Finalmente, una continua capacitación profesional, disciplina, organización y experiencia internacional son algunos de los factores claves para el éxito de un ejecutivo moderno. Todo ejecutivo necesita tener y mantener un alto nivel intelectual. El 80% de lo aprendido académicamente se vuelve obsoleto en menos de 5 años. Hay que estar expuesto a otros pensamientos, abierto a otras culturas, a conocer nuevas personas, y estar dispuesto a aprender continuamente.
Competencias relacionadas con lo emocional
Además de las competencias duras mencionadas, un buen ejecutivo debe tener también competencias “blandas”. Necesita ser un buen comunicador y tomarse el tiempo para comunicarse. Esta competencia le permitirá guiar a otros para que se alineen tras el mismo objetivo y para que estén motivados; pero también le debe permitir escuchar y comprender lo que quieren decir sus colegas y lograr adaptarse a los estilos de los demás. El ejecutivo también debe ser emprendedor e imaginativo para poder ser agente de cambio. No basta con soñar una idea, sino que debe estimular y empujar a los demás para que le ayuden a convertirla en realidad. Debe ser capaz de cooperar y lograr cooperación porque tiene que conocer, comprender y usar los principios de trabajo en equipo y de influenciar a otros.

---

PROBLEMAS Y TAREAS:
a) Según el fragmento sobre las competencias del ejecutivo, ¿qué porcentaje de lo aprendido académicamente se vuelve obsoleto en menos de cinco años?
b) Reproduzca el pasaje del fragmento sobre las competencias del ejecutivo desde "Finalmente, una continua" hasta "a aprender continuamente.", cambiando "disciplina" por "perseverancia".

INFORMACIÓN:
---

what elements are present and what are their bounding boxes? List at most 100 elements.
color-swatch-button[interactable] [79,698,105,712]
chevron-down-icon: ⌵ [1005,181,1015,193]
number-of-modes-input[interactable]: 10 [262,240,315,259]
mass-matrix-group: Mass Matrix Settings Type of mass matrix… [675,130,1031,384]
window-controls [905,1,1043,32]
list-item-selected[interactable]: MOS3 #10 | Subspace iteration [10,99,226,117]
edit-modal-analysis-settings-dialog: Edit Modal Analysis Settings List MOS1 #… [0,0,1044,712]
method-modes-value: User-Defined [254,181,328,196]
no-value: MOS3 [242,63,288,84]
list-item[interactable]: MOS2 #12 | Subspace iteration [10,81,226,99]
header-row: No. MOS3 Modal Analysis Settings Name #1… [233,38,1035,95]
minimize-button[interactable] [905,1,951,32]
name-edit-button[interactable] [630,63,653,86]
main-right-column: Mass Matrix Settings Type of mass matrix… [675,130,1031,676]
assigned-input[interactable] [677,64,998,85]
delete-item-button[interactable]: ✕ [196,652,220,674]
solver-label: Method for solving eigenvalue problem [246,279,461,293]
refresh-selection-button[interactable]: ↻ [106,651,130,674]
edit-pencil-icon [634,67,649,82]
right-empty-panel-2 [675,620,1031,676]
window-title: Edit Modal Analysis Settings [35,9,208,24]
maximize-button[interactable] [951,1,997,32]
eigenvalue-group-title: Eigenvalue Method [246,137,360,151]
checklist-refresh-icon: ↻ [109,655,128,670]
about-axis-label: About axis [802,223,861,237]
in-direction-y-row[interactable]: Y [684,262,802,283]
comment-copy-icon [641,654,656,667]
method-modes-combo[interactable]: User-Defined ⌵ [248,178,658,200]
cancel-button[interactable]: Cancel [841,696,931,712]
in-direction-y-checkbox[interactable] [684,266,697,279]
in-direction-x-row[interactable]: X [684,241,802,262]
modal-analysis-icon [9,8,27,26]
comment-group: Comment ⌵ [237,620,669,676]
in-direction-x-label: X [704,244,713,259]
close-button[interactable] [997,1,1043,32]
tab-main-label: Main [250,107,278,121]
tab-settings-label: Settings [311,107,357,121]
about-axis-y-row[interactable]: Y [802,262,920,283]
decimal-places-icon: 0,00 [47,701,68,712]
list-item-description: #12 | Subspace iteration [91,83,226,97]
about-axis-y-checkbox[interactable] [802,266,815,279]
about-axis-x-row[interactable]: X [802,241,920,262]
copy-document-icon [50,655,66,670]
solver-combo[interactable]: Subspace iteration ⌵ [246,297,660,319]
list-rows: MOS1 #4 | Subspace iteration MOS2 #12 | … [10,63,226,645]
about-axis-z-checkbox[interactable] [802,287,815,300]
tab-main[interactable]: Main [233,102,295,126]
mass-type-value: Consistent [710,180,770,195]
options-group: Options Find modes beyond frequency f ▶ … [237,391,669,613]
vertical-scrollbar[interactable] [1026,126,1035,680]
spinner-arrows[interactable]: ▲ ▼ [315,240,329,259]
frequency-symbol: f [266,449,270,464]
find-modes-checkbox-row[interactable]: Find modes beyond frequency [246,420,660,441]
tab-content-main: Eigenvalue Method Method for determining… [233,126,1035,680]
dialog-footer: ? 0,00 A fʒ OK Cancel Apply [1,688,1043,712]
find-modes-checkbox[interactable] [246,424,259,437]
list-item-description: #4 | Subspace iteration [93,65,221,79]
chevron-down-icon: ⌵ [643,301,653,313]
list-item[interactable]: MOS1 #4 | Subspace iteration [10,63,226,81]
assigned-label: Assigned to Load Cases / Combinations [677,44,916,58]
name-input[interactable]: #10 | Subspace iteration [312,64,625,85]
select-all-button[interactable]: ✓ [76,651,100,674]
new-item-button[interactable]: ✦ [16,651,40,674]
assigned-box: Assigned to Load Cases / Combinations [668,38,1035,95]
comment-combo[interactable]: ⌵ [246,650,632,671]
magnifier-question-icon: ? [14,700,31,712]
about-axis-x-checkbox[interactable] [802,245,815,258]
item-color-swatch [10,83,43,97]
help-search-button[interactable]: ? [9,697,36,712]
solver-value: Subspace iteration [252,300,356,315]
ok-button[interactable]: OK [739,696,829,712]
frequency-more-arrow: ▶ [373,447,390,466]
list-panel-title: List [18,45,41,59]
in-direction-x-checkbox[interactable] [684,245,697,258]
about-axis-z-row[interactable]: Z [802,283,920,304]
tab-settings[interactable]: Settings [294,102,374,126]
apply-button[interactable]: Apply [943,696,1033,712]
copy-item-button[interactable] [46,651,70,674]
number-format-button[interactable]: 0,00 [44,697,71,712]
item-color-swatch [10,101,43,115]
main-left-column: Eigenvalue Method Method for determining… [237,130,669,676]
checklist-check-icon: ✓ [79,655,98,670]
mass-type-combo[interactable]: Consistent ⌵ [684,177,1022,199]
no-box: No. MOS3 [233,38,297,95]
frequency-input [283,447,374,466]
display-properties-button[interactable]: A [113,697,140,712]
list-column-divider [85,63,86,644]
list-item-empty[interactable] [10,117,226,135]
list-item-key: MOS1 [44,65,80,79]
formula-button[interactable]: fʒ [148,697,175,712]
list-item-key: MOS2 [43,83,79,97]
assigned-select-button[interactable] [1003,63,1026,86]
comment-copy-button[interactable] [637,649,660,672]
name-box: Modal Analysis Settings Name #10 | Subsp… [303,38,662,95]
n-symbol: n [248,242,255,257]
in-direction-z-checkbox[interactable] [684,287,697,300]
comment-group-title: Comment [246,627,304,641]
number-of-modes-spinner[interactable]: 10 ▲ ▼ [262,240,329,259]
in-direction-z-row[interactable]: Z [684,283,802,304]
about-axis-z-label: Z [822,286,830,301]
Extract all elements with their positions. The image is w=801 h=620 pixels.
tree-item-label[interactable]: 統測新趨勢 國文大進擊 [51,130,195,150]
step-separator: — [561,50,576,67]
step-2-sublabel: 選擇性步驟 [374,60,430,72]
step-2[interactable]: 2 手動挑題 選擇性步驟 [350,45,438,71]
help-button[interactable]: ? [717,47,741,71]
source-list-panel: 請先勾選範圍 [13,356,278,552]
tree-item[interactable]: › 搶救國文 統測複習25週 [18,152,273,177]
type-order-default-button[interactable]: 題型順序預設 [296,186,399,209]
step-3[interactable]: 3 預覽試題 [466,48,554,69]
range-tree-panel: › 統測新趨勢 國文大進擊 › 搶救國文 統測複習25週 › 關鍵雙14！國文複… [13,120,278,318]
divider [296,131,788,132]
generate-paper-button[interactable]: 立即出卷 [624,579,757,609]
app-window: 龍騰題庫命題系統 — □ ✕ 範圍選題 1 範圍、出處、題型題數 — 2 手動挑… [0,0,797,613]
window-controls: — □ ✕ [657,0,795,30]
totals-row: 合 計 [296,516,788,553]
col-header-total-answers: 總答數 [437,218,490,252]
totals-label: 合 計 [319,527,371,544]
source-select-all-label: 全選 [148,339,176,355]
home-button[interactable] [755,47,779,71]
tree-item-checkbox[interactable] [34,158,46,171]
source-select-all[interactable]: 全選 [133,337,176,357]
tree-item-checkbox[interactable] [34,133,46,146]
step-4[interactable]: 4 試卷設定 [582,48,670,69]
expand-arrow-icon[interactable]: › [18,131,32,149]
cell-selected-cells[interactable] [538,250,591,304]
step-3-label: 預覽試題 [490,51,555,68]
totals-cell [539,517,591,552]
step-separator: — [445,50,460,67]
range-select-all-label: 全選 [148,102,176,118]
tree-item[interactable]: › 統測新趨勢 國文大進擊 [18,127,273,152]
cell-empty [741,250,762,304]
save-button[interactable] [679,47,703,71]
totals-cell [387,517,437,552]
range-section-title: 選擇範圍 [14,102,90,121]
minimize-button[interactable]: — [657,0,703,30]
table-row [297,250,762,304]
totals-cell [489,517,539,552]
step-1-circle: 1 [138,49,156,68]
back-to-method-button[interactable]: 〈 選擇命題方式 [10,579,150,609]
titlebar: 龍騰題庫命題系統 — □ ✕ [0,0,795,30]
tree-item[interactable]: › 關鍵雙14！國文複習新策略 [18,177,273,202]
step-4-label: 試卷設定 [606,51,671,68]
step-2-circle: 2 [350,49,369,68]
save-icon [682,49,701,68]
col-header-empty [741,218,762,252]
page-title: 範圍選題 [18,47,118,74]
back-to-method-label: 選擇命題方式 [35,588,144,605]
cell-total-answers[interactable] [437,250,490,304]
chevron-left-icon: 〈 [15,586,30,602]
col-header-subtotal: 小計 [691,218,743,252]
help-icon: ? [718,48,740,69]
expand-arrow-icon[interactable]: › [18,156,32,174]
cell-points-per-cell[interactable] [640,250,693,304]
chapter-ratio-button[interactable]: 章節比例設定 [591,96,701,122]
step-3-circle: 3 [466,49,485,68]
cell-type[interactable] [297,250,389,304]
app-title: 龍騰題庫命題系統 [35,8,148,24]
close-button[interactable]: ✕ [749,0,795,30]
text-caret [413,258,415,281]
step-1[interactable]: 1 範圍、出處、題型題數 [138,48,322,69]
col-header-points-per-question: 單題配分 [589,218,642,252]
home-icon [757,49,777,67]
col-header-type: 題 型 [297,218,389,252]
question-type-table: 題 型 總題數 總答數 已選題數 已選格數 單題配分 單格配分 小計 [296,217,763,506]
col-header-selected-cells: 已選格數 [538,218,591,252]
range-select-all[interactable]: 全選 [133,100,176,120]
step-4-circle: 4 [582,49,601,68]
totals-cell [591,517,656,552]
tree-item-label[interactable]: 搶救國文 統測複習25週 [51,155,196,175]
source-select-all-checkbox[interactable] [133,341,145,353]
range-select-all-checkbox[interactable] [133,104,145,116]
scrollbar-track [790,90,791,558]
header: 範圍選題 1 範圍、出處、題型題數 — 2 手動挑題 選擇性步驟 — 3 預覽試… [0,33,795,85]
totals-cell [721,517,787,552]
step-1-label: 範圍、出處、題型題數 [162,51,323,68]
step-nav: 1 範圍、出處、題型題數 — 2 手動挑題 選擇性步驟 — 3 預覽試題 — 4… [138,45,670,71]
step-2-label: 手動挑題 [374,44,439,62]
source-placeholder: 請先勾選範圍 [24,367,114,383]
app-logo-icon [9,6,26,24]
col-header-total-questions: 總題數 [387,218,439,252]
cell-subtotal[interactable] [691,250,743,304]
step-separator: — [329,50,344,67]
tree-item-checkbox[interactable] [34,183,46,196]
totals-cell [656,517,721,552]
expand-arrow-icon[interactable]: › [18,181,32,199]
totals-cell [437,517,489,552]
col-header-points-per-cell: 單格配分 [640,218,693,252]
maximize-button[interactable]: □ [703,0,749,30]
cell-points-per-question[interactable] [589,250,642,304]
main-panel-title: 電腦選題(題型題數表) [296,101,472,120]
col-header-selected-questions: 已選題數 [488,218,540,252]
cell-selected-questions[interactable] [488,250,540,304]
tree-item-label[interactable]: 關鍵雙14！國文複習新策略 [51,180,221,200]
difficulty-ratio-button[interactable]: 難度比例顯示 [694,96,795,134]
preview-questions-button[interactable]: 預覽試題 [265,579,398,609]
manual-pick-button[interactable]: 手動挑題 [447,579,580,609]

---

RESULTADOS:
a) El 80%.

b)
Finalmente, una continua capacitación profesional, perseverancia, organización y experiencia internacional son algunos de los factores claves para el éxito de un ejecutivo moderno. Todo ejecutivo necesita tener y mantener un alto nivel intelectual. El 80% de lo aprendido académicamente se vuelve obsoleto en menos de 5 años. Hay que estar expuesto a otros pensamientos, abierto a otras culturas, a conocer nuevas personas, y estar dispuesto a aprender continuamente.